• [Aim of the task]: Retype the complete listing exactly as it appears.

• [Recorded data]:

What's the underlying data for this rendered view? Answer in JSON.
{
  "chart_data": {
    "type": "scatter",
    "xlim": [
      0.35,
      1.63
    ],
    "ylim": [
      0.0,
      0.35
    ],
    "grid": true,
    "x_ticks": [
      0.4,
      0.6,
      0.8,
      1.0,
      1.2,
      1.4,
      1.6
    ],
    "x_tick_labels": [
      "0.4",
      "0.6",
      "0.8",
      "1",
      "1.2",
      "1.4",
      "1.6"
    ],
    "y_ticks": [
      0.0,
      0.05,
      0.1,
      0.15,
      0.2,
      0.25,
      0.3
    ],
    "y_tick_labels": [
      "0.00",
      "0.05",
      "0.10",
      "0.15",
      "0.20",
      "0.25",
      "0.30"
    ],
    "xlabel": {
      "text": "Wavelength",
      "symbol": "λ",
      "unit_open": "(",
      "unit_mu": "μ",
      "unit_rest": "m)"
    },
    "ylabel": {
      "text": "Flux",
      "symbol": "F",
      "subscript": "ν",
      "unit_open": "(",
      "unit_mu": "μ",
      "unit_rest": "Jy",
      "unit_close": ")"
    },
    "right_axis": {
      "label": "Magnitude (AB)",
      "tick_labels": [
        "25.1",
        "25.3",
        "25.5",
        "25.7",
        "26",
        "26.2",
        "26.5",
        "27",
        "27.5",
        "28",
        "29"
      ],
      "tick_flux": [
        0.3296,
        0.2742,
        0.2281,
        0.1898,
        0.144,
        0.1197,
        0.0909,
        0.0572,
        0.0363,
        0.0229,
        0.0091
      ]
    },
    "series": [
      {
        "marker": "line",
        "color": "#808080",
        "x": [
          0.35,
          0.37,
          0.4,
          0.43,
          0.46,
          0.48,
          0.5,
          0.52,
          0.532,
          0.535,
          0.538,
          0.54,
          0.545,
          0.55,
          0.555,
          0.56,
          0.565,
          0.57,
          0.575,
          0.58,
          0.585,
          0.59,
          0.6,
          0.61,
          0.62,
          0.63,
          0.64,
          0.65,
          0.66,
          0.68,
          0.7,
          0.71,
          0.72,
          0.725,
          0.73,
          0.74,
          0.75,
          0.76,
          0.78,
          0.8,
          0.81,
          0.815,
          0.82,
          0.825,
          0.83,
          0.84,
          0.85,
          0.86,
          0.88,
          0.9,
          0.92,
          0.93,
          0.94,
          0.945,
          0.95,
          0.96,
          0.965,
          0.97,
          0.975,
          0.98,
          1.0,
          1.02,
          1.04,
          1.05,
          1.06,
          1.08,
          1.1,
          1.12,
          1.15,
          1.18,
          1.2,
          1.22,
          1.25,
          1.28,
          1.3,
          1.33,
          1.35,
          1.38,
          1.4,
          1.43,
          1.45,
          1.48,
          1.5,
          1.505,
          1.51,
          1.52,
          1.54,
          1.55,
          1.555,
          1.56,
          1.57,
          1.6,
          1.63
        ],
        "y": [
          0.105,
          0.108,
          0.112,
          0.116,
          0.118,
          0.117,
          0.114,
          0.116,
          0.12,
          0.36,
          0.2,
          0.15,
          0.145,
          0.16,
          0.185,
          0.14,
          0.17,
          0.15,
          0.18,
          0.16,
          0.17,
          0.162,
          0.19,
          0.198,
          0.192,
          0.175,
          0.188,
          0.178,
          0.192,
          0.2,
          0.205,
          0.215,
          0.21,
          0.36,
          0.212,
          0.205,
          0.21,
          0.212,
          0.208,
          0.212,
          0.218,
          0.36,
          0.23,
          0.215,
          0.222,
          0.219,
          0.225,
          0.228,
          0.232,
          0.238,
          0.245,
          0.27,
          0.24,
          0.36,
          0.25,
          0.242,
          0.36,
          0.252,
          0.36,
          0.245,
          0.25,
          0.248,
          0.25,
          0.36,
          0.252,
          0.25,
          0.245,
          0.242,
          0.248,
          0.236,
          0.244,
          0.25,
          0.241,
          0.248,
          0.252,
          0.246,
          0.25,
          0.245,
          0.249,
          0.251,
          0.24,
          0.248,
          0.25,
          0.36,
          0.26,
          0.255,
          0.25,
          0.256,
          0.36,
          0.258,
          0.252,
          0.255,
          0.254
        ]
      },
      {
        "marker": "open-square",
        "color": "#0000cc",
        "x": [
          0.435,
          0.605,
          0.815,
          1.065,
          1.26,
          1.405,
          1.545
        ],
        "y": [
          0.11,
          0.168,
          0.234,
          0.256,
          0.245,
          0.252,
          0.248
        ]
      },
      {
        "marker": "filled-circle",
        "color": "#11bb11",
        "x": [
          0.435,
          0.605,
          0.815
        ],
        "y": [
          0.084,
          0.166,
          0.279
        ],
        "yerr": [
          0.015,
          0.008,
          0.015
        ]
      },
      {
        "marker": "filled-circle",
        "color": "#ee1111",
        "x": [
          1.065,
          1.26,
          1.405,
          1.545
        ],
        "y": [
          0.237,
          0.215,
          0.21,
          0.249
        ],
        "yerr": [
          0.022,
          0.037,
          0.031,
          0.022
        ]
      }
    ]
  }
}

• [Finished task]:
What's the underlying data for this rendered view? Answer in JSON.
{
  "chart_data": {
    "type": "scatter",
    "xlim": [
      0.35,
      1.63
    ],
    "ylim": [
      0.0,
      0.35
    ],
    "grid": true,
    "x_ticks": [
      0.4,
      0.6,
      0.8,
      1.0,
      1.2,
      1.4,
      1.6
    ],
    "x_tick_labels": [
      "0.4",
      "0.6",
      "0.8",
      "1",
      "1.2",
      "1.4",
      "1.6"
    ],
    "y_ticks": [
      0.0,
      0.05,
      0.1,
      0.15,
      0.2,
      0.25,
      0.3
    ],
    "y_tick_labels": [
      "0.00",
      "0.05",
      "0.10",
      "0.15",
      "0.20",
      "0.25",
      "0.30"
    ],
    "xlabel": {
      "text": "Wavelength",
      "symbol": "λ",
      "unit_open": "(",
      "unit_mu": "μ",
      "unit_rest": "m)"
    },
    "ylabel": {
      "text": "Flux",
      "symbol": "F",
      "subscript": "ν",
      "unit_open": "(",
      "unit_mu": "μ",
      "unit_rest": "Jy",
      "unit_close": ")"
    },
    "right_axis": {
      "label": "Magnitude (AB)",
      "tick_labels": [
        "25.1",
        "25.3",
        "25.5",
        "25.7",
        "26",
        "26.2",
        "26.5",
        "27",
        "27.5",
        "28",
        "29"
      ],
      "tick_flux": [
        0.3296,
        0.2742,
        0.2281,
        0.1898,
        0.144,
        0.1197,
        0.0909,
        0.0572,
        0.0363,
        0.0229,
        0.0091
      ]
    },
    "series": [
      {
        "marker": "line",
        "color": "#808080",
        "x": [
          0.35,
          0.37,
          0.4,
          0.43,
          0.46,
          0.48,
          0.5,
          0.52,
          0.532,
          0.535,
          0.538,
          0.54,
          0.545,
          0.55,
          0.555,
          0.56,
          0.565,
          0.57,
          0.575,
          0.58,
          0.585,
          0.59,
          0.6,
          0.61,
          0.62,
          0.63,
          0.64,
          0.65,
          0.66,
          0.68,
          0.7,
          0.71,
          0.72,
          0.725,
          0.73,
          0.74,
          0.75,
          0.76,
          0.78,
          0.8,
          0.81,
          0.815,
          0.82,
          0.825,
          0.83,
          0.84,
          0.85,
          0.86,
          0.88,
          0.9,
          0.92,
          0.93,
          0.94,
          0.945,
          0.95,
          0.96,
          0.965,
          0.97,
          0.975,
          0.98,
          1.0,
          1.02,
          1.04,
          1.05,
          1.06,
          1.08,
          1.1,
          1.12,
          1.15,
          1.18,
          1.2,
          1.22,
          1.25,
          1.28,
          1.3,
          1.33,
          1.35,
          1.38,
          1.4,
          1.43,
          1.45,
          1.48,
          1.5,
          1.505,
          1.51,
          1.52,
          1.54,
          1.55,
          1.555,
          1.56,
          1.57,
          1.6,
          1.63
        ],
        "y": [
          0.105,
          0.108,
          0.112,
          0.116,
          0.118,
          0.117,
          0.114,
          0.116,
          0.12,
          0.36,
          0.2,
          0.15,
          0.145,
          0.16,
          0.185,
          0.14,
          0.17,
          0.15,
          0.18,
          0.16,
          0.17,
          0.162,
          0.19,
          0.198,
          0.192,
          0.175,
          0.188,
          0.178,
          0.192,
          0.2,
          0.205,
          0.215,
          0.21,
          0.36,
          0.212,
          0.205,
          0.21,
          0.212,
          0.208,
          0.212,
          0.218,
          0.36,
          0.23,
          0.215,
          0.222,
          0.219,
          0.225,
          0.228,
          0.232,
          0.238,
          0.245,
          0.27,
          0.24,
          0.36,
          0.25,
          0.242,
          0.36,
          0.252,
          0.36,
          0.245,
          0.25,
          0.248,
          0.25,
          0.36,
          0.252,
          0.25,
          0.245,
          0.242,
          0.248,
          0.236,
          0.244,
          0.25,
          0.241,
          0.248,
          0.252,
          0.246,
          0.25,
          0.245,
          0.249,
          0.251,
          0.24,
          0.248,
          0.25,
          0.36,
          0.26,
          0.255,
          0.25,
          0.256,
          0.36,
          0.258,
          0.252,
          0.255,
          0.254
        ]
      },
      {
        "marker": "open-square",
        "color": "#0000cc",
        "x": [
          0.435,
          0.605,
          0.815,
          1.065,
          1.26,
          1.405,
          1.545
        ],
        "y": [
          0.11,
          0.168,
          0.234,
          0.256,
          0.245,
          0.252,
          0.248
        ]
      },
      {
        "marker": "filled-circle",
        "color": "#11bb11",
        "x": [
          0.435,
          0.605,
          0.815
        ],
        "y": [
          0.084,
          0.166,
          0.279
        ],
        "yerr": [
          0.015,
          0.008,
          0.015
        ]
      },
      {
        "marker": "filled-circle",
        "color": "#ee1111",
        "x": [
          1.065,
          1.26,
          1.405,
          1.545
        ],
        "y": [
          0.237,
          0.215,
          0.21,
          0.249
        ],
        "yerr": [
          0.022,
          0.037,
          0.031,
          0.022
        ]
      }
    ]
  }
}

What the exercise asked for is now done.